LeMobile (乐视移动 (lèshì yídòng)), a subsidiary of Leshi Holding, produces smartphones under the LeEco brand. Its most recent smartphones include the Le Pro 3 and Le S3.

List of LeEco Smartphones
Model: Code; Release date; Screen size; SoC; RAM; Headphone port
Le 1: X600; 5.5"; Mediatek Helio X10; 3 GB; 3.5mm analog jack
Le 1s: X500 X501; 2015.06
Le 1 Pro: X800; Qualcomm Snapdragon 810; 4 GB
Le Max: X900; 6.3"
Le Max Pro: X910; 2016.01; Qualcomm Snapdragon 820; 4 GB
Le 2: X520; 2016.04; 5.5"; Qualcomm Snapdragon 652; 3/4 GB; No (USB-C DAC only)
Le S3: X522; 2016.10; 3 GB
Le 2: X526
Cool1: C106; 3.5mm analog jack
Le 2: X620; 2016.04; MediaTek Helio X20^; No (USB-C DAC only)
Le 2 Pro: X625; 4 GB
Le Max 2: X820; 2016.04; 5.7"; Qualcomm Snapdragon 820; 4/6GB
Le Pro 3: X722; 2017.03; 5.5"; 4 GB
Le Pro 3: X720; 2016.09; 4/6GB

=== LeSEE and Faraday Future===

Leshi Holdings set up their electric vehicle branch in January 2015, LeSEE (Leshi Super Electric Car Company) and launched a concept model with Faraday Future at CES 2016. It also showed the Chinese-manufactured derivative at the 2016 Beijing Auto Show, the Le Supercar. The Le Car luxury vehicle with engineering talent from Lotus has also been shown. It also tried to lure in more talents in the field to develop their own products such as hiring Ni Kai (倪凯), who was the former director of Baidu's driverless car project. In April 2016, LeEco presented its very first model of its self-driving car named LeSEE (Super Electric Ecosystem) during a press conference in Beijing.

LeEco announced in the last week of December 2016 that they had broken ground for a US$3B (20B yuan) factory in Huzhou, Zhejiang. CarNewsChina reported that LeEco said the site will be 4,300 acres in size. LeEco plans to build a vehicle factory, a battery factory, and a traction motor factory. LeEco expects production rate to be around 200,000 cars a year at first, and then work up to a full capacity of 400,000 cars a year.

In August 2018, Faraday Future received US$854 million from Evergrande Health for a 45% stake in the company. In the same month, the company completed the first pre-production FF 91.

[Extracted records]
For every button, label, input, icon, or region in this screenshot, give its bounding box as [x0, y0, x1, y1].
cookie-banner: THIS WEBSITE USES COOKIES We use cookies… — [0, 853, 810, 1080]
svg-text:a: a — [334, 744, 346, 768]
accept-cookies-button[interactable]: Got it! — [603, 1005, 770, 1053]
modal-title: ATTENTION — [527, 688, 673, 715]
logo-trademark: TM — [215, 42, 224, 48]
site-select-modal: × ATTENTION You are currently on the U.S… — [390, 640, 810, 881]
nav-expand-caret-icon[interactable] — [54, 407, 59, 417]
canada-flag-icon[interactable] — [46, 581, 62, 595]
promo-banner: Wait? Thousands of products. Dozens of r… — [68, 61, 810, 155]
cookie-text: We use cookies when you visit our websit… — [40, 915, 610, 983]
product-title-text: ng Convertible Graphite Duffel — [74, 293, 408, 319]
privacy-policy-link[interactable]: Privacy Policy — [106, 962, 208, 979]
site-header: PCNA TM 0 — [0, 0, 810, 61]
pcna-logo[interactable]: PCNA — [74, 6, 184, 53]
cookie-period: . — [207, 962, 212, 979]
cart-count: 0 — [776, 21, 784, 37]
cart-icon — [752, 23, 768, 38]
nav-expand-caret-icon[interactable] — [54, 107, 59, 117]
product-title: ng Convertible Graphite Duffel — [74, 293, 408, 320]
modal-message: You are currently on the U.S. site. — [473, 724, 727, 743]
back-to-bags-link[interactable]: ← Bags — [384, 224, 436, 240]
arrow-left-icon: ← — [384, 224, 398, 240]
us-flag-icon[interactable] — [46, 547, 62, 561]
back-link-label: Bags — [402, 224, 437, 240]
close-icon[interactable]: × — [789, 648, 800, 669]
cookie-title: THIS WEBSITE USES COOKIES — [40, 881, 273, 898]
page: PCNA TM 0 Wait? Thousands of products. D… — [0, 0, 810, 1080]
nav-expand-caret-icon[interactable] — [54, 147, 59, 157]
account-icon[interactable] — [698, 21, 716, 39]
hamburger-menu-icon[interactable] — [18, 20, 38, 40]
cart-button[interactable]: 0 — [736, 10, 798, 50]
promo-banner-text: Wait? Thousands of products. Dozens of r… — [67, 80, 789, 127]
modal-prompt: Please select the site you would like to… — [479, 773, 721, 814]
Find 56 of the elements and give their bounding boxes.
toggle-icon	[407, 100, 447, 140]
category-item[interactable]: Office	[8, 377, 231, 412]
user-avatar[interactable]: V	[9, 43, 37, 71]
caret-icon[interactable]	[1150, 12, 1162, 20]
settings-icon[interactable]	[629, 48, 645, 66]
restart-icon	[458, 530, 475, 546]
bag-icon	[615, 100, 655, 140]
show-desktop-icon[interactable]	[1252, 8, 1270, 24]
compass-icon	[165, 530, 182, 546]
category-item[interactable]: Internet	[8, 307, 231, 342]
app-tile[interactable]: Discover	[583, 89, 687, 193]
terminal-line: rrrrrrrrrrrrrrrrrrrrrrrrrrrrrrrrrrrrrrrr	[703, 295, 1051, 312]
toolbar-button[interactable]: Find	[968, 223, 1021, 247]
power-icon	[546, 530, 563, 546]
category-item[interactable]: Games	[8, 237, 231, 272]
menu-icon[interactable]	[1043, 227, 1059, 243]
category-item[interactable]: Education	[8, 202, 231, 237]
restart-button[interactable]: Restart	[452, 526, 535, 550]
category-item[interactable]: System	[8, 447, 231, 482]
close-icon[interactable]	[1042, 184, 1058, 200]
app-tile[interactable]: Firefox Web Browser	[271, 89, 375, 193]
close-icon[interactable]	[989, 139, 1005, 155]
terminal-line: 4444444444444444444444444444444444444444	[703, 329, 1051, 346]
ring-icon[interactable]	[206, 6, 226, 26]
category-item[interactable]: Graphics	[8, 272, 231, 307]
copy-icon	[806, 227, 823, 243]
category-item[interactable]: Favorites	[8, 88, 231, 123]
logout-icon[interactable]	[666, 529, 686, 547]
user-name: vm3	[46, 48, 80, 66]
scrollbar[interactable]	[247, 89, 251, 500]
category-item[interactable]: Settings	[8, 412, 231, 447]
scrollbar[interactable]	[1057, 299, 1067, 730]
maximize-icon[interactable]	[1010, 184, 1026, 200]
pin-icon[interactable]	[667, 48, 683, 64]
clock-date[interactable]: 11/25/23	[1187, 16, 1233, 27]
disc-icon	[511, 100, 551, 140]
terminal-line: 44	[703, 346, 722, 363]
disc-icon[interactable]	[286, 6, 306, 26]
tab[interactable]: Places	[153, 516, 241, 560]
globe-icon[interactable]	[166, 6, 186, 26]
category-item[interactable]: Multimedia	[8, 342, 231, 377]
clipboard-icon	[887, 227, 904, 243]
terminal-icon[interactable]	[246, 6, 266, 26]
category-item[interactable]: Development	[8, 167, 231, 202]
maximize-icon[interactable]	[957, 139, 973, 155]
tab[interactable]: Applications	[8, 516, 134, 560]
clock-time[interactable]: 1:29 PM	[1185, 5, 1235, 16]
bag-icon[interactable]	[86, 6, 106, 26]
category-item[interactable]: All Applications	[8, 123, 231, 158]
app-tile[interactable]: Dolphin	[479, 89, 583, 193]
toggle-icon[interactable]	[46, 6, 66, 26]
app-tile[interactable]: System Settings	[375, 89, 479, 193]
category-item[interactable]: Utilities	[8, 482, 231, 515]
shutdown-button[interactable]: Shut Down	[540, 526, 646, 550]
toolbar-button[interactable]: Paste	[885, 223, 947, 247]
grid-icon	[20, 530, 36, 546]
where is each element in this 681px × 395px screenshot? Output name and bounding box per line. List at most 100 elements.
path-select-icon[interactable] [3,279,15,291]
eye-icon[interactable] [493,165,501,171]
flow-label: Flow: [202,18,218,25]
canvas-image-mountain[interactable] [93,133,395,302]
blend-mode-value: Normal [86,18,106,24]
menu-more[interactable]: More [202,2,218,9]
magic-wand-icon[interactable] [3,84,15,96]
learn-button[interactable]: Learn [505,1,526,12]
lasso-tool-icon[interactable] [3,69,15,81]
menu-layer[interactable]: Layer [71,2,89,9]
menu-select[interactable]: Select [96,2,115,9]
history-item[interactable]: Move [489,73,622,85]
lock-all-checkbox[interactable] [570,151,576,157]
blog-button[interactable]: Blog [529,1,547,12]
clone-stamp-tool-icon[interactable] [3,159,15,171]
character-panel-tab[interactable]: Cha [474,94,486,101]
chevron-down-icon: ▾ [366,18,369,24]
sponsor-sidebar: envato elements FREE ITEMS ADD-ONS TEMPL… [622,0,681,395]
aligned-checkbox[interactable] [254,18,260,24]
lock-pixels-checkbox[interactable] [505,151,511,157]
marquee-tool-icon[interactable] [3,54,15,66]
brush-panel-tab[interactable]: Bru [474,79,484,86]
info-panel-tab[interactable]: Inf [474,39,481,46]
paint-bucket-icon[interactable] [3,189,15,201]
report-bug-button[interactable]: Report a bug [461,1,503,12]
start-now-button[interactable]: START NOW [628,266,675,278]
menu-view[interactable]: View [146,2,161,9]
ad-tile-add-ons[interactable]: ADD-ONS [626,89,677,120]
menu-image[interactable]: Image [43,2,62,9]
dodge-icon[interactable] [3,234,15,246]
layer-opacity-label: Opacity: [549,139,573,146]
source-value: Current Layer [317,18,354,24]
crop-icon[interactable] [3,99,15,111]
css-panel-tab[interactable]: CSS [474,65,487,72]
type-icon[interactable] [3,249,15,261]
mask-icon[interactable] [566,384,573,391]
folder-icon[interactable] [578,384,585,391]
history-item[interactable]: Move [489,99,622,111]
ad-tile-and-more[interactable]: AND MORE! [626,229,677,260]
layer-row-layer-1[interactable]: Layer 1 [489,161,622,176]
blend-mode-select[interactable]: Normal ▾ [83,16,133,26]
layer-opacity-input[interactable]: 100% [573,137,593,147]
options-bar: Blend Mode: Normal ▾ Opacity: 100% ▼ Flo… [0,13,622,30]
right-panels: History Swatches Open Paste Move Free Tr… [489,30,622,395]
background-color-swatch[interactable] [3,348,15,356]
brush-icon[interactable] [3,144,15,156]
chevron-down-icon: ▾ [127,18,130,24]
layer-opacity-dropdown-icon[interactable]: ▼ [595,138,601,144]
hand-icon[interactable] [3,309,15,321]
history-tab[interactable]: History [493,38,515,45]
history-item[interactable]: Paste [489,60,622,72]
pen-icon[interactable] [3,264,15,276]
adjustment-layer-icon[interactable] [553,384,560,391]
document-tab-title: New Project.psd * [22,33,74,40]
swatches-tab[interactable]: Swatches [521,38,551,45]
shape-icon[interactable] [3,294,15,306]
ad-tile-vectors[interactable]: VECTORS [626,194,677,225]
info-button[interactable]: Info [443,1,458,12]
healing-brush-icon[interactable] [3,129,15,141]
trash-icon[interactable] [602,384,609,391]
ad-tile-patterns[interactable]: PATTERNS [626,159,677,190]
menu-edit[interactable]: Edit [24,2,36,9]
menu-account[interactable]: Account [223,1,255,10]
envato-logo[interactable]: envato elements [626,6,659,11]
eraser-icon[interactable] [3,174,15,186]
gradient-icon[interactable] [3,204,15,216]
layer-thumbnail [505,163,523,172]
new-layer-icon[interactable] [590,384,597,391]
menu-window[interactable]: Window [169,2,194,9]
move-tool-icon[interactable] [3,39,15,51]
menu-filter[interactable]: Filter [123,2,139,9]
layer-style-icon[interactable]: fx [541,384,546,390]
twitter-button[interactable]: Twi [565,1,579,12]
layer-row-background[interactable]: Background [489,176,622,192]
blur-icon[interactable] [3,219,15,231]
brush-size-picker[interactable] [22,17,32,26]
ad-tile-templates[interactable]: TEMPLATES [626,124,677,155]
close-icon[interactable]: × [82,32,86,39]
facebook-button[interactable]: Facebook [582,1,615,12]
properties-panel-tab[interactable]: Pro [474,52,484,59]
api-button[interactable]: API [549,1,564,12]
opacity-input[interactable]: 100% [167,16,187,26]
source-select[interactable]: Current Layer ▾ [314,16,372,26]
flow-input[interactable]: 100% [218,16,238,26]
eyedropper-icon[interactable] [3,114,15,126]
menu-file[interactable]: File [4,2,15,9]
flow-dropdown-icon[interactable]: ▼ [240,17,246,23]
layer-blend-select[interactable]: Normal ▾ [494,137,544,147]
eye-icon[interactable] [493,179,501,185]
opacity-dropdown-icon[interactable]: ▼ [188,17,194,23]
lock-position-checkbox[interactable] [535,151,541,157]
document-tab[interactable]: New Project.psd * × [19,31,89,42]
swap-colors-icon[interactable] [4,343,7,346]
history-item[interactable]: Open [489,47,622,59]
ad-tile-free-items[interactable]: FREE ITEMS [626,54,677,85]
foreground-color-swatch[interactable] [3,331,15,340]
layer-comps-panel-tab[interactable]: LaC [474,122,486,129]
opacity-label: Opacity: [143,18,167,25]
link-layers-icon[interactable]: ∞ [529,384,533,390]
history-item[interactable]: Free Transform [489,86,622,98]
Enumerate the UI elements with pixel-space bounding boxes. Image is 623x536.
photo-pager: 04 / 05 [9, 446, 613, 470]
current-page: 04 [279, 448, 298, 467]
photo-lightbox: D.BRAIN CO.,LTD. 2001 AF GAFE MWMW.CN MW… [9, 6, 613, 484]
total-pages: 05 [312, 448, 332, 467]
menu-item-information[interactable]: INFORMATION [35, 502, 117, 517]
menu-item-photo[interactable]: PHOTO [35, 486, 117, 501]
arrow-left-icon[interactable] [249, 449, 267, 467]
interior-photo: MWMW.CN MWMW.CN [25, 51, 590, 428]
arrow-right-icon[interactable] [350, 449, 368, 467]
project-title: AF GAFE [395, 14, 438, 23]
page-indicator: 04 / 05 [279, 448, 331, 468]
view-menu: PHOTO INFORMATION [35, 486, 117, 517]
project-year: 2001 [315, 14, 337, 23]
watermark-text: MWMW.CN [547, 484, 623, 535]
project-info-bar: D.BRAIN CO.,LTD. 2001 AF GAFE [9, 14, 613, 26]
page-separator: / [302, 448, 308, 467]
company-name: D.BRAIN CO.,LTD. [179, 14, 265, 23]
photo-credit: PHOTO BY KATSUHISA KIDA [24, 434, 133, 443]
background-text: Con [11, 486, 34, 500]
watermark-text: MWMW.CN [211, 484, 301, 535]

EXERCISE DETAILS: Print the LeEco text above word for word, starting with "LeEco announced in" and going on through "pre-production FF 91.".

SOLUTION TO THIS PROBLEM:
LeEco announced in the last week of December 2016 that they had broken ground for a US$3B (20B yuan) factory in Huzhou, Zhejiang. CarNewsChina reported that LeEco said the site will be 4,300 acres in size. LeEco plans to build a vehicle factory, a battery factory, and a traction motor factory. LeEco expects production rate to be around 200,000 cars a year at first, and then work up to a full capacity of 400,000 cars a year.

In August 2018, Faraday Future received US$854 million from Evergrande Health for a 45% stake in the company. In the same month, the company completed the first pre-production FF 91.